TASK REQUIREMENTS: All the records that follow need to be reproduced exactly. Omit the images.

Records
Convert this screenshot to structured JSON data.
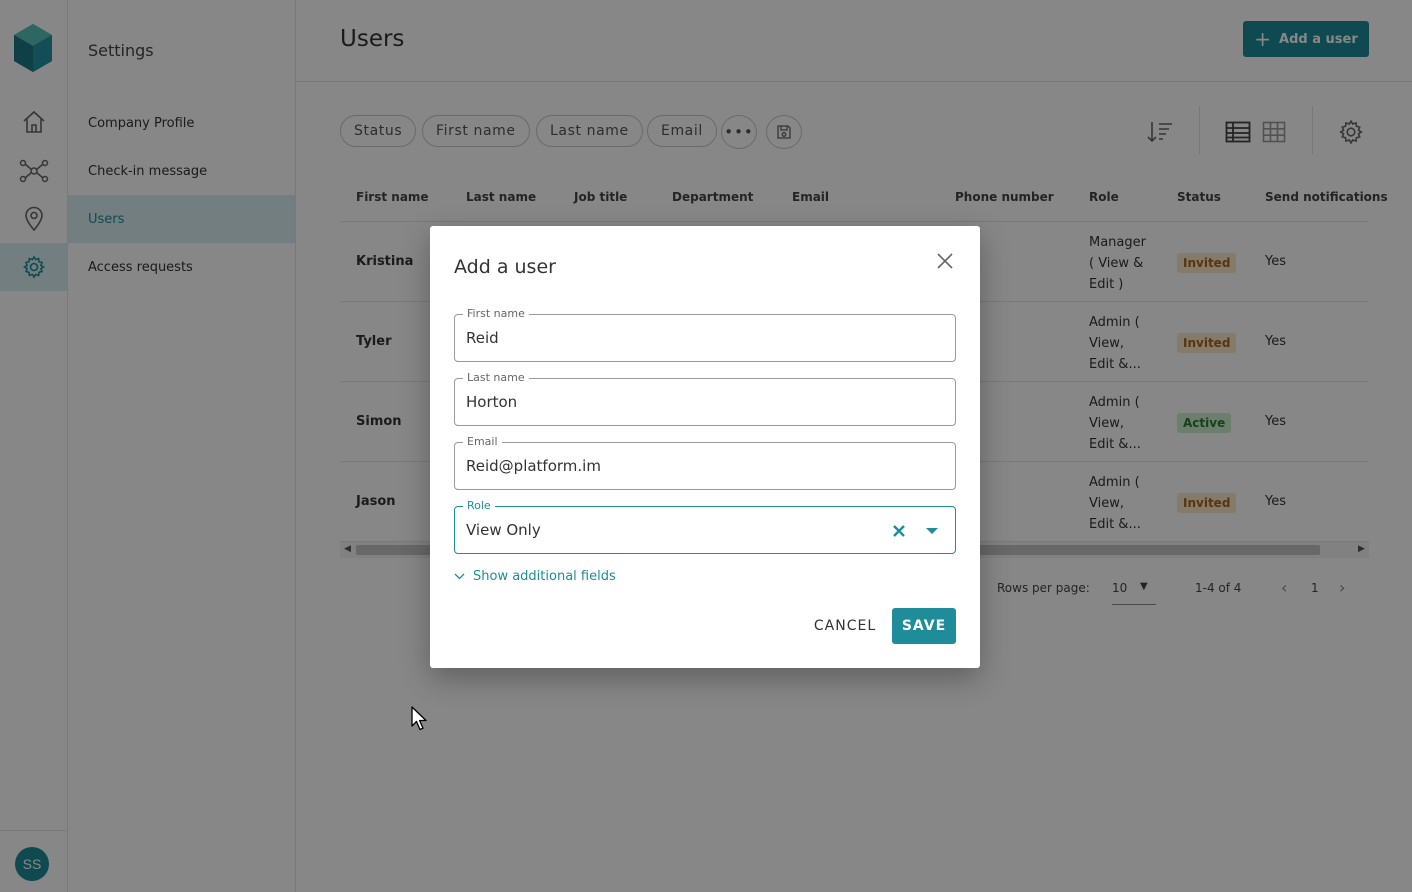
{
  "user": {
    "initials": "SS"
  },
  "settings": {
    "title": "Settings",
    "items": [
      {
        "label": "Company Profile"
      },
      {
        "label": "Check-in message"
      },
      {
        "label": "Users"
      },
      {
        "label": "Access requests"
      }
    ]
  },
  "header": {
    "title": "Users",
    "add_button": "Add a user"
  },
  "filters": [
    "Status",
    "First name",
    "Last name",
    "Email"
  ],
  "table": {
    "columns": [
      "First name",
      "Last name",
      "Job title",
      "Department",
      "Email",
      "Phone number",
      "Role",
      "Status",
      "Send notifications"
    ],
    "rows": [
      {
        "first_name": "Kristina",
        "role": "Manager ( View & Edit )",
        "status": "Invited",
        "notifications": "Yes"
      },
      {
        "first_name": "Tyler",
        "role": "Admin ( View, Edit &...",
        "status": "Invited",
        "notifications": "Yes"
      },
      {
        "first_name": "Simon",
        "role": "Admin ( View, Edit &...",
        "status": "Active",
        "notifications": "Yes"
      },
      {
        "first_name": "Jason",
        "role": "Admin ( View, Edit &...",
        "status": "Invited",
        "notifications": "Yes"
      }
    ]
  },
  "pagination": {
    "rows_per_page_label": "Rows per page:",
    "rows_per_page": "10",
    "range": "1-4 of 4",
    "page": "1"
  },
  "dialog": {
    "title": "Add a user",
    "fields": {
      "first_name": {
        "label": "First name",
        "value": "Reid"
      },
      "last_name": {
        "label": "Last name",
        "value": "Horton"
      },
      "email": {
        "label": "Email",
        "value": "Reid@platform.im"
      },
      "role": {
        "label": "Role",
        "value": "View Only"
      }
    },
    "more_fields": "Show additional fields",
    "cancel": "CANCEL",
    "save": "SAVE"
  },
  "colors": {
    "accent": "#1e8c99",
    "invited_bg": "#fde6c8",
    "active_bg": "#cdeecf"
  }
}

OUTPUT FOR THIS EXERCISE:
Convert this screenshot to structured JSON data.
{
  "user": {
    "initials": "SS"
  },
  "settings": {
    "title": "Settings",
    "items": [
      {
        "label": "Company Profile"
      },
      {
        "label": "Check-in message"
      },
      {
        "label": "Users"
      },
      {
        "label": "Access requests"
      }
    ]
  },
  "header": {
    "title": "Users",
    "add_button": "Add a user"
  },
  "filters": [
    "Status",
    "First name",
    "Last name",
    "Email"
  ],
  "table": {
    "columns": [
      "First name",
      "Last name",
      "Job title",
      "Department",
      "Email",
      "Phone number",
      "Role",
      "Status",
      "Send notifications"
    ],
    "rows": [
      {
        "first_name": "Kristina",
        "role": "Manager ( View & Edit )",
        "status": "Invited",
        "notifications": "Yes"
      },
      {
        "first_name": "Tyler",
        "role": "Admin ( View, Edit &...",
        "status": "Invited",
        "notifications": "Yes"
      },
      {
        "first_name": "Simon",
        "role": "Admin ( View, Edit &...",
        "status": "Active",
        "notifications": "Yes"
      },
      {
        "first_name": "Jason",
        "role": "Admin ( View, Edit &...",
        "status": "Invited",
        "notifications": "Yes"
      }
    ]
  },
  "pagination": {
    "rows_per_page_label": "Rows per page:",
    "rows_per_page": "10",
    "range": "1-4 of 4",
    "page": "1"
  },
  "dialog": {
    "title": "Add a user",
    "fields": {
      "first_name": {
        "label": "First name",
        "value": "Reid"
      },
      "last_name": {
        "label": "Last name",
        "value": "Horton"
      },
      "email": {
        "label": "Email",
        "value": "Reid@platform.im"
      },
      "role": {
        "label": "Role",
        "value": "View Only"
      }
    },
    "more_fields": "Show additional fields",
    "cancel": "CANCEL",
    "save": "SAVE"
  },
  "colors": {
    "accent": "#1e8c99",
    "invited_bg": "#fde6c8",
    "active_bg": "#cdeecf"
  }
}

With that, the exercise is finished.